▸ Tarea pedida: Devuelve sin cambios el tramo del texto sobre la verosimilitud literaria que comienza con las palabras "La impostación es" y acaba con "mayor eficacia narrativa[i].".
══ Texto dado
El compromiso moral en literatura, en tanto construcción verbal, se traduce a través del punto de vista narrativo y del carácter y comportamiento de los personajes obligando al escritor a trabajar con rigor en la concepción de su mundo o universo y de las criaturas que los habitan, para evitar los diluvios correctores que acechan a toda creación. Pero, este compromiso se ignora o se relativiza cuando el escritor, acaso confundido o dominado por su vanidad, escribe y actúa como un demiurgo o diosecillo y fragua una escritura argumental que condiciona tanto la naturaleza del mundo creado y sus personajes como la libertad de quienes leen. Aun así, el escritor debe “disimular” la impostación, especialmente en la configuración de los personajes. No se trata de que éstos aparezcan libres de contradicciones, sino de artificios evidentes que los acomodan a intereses económicos, políticos, religiosos, ideológicos, etc. del autor o de las corporaciones editoriales, a costa de su verosimilitud.

La impostación es un agente altamente corrosivo de la verosimilitud literaria. Entre otros, el recurso literario que más evidencia esta impostación en un texto narrativo es el diálogo. Es frecuente que los escritores, al margen de su grado de experiencia profesional, recurran al diálogo para dar apariencia de vida, frescura y cercanía a los personajes. Sin embargo, muchos caen en el error de reproducir parlamentos superficiales imitando jergas, vocablos o giros de moda y sin arraigo en la lengua o, lo que es más cuestionable, de poner en boca de los personajes palabras que éstos nunca dirían contraviniendo la esencia de los mismos, con la pretensión de una mayor eficacia narrativa[i].

Esta contravención resulta mucho más flagrante cuando el personaje es “imagen y semejanza” de uno real, especialmente si este es el protagonista de una biografía o de una seudo autobiografía. En estos casos, el escritor no sólo ha de tener en cuenta los rasgos más denotativos de la personalidad que representa su personaje, sino también, y de modo muy especial, el léxico y hasta la prosodia reales, para transmitir veracidad al lector, quien, al leer, reconocerá al personaje a través de su vocabulario, giros y cadencias sintácticas, independientemente de los hechos que constituyen el “libro de vida” del personaje en cuestión. La verosimilitud exige que el yo del escritor desaparezca por completo del texto para dar cabida al yo semejante del personaje y su apariencia de veracidad. No debe olvidarse que siempre el personaje, como la historia que se narra, es una construcción verbal.
════
══ Datos disponibles
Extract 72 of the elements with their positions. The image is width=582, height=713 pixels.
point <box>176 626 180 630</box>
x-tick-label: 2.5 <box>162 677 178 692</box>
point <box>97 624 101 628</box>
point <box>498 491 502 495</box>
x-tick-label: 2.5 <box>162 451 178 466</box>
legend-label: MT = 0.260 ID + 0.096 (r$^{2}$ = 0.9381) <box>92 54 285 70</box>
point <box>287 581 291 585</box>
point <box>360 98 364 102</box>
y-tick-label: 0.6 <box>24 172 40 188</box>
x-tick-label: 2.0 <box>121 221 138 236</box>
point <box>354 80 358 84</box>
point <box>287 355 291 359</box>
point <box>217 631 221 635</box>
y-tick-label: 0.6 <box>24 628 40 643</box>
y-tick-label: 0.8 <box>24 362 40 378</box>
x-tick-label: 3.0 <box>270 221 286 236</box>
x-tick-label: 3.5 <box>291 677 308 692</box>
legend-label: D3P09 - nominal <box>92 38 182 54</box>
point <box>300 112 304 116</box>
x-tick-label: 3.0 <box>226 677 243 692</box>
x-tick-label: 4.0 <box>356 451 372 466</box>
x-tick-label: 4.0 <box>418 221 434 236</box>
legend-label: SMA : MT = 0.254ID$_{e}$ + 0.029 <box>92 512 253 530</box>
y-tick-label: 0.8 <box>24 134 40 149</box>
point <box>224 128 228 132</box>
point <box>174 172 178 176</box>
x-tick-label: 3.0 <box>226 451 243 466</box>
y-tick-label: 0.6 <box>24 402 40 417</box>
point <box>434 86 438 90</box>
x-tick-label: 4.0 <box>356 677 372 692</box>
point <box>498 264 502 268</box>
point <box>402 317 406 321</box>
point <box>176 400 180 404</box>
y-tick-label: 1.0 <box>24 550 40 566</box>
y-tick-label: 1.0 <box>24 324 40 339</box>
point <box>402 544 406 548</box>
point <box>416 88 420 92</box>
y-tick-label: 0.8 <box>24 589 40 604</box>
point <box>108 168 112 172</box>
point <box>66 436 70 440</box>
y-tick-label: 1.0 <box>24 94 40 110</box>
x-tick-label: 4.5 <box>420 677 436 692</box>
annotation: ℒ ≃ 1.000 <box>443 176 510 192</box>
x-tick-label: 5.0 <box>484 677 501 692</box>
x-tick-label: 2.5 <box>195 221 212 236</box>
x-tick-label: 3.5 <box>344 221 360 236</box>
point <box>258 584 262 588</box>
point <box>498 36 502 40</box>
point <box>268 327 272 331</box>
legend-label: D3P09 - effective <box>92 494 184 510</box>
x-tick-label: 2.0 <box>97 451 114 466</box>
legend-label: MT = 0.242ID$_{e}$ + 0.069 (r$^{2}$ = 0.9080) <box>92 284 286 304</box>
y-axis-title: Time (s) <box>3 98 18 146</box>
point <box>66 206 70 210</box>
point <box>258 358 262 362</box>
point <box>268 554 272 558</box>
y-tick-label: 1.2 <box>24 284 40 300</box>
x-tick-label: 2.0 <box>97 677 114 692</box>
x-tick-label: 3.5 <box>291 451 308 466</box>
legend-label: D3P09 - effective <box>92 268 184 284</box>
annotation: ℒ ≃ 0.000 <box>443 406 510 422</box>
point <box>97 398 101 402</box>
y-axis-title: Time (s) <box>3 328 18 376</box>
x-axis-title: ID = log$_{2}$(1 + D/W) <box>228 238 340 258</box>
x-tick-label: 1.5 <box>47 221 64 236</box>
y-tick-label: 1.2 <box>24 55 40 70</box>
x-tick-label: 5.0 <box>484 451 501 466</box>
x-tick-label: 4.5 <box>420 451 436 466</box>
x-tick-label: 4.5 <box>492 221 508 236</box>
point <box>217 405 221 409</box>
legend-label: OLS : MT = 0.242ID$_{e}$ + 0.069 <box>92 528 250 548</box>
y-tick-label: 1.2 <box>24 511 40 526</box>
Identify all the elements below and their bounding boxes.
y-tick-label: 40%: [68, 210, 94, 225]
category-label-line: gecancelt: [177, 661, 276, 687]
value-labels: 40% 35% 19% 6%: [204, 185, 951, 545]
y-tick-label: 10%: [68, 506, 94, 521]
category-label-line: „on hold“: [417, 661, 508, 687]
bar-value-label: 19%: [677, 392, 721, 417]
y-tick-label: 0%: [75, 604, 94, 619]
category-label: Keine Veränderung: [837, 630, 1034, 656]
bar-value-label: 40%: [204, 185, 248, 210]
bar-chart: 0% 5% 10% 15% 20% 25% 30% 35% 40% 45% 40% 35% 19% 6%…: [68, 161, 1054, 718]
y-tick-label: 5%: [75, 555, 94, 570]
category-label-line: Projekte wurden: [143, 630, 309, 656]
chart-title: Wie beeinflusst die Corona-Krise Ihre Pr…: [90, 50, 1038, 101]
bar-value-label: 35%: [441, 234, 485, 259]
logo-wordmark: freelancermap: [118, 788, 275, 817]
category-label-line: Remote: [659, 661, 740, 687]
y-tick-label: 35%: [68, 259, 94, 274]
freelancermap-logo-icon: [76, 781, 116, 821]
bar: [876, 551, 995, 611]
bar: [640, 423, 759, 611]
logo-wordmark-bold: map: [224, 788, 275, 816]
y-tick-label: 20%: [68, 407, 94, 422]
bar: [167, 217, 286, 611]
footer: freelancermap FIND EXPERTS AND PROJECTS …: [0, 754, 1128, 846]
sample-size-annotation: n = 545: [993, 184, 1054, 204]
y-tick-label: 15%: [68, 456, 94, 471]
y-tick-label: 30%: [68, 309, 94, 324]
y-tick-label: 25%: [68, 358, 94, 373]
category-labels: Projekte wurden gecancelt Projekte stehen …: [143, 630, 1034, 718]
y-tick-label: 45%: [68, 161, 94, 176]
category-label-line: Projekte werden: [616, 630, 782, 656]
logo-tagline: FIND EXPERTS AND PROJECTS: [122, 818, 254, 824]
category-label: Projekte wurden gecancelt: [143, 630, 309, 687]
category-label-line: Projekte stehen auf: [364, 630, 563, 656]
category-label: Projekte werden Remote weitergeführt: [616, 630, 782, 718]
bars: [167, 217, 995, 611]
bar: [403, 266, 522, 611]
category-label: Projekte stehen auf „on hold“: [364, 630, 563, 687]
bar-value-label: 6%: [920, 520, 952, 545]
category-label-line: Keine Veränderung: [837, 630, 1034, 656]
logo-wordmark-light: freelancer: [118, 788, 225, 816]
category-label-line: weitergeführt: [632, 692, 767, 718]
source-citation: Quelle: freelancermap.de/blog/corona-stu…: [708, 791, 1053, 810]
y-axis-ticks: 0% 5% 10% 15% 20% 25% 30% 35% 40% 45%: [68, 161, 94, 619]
════
▸ Ejercicio resuelto:
La impostación es un agente altamente corrosivo de la verosimilitud literaria. Entre otros, el recurso literario que más evidencia esta impostación en un texto narrativo es el diálogo. Es frecuente que los escritores, al margen de su grado de experiencia profesional, recurran al diálogo para dar apariencia de vida, frescura y cercanía a los personajes. Sin embargo, muchos caen en el error de reproducir parlamentos superficiales imitando jergas, vocablos o giros de moda y sin arraigo en la lengua o, lo que es más cuestionable, de poner en boca de los personajes palabras que éstos nunca dirían contraviniendo la esencia de los mismos, con la pretensión de una mayor eficacia narrativa[i].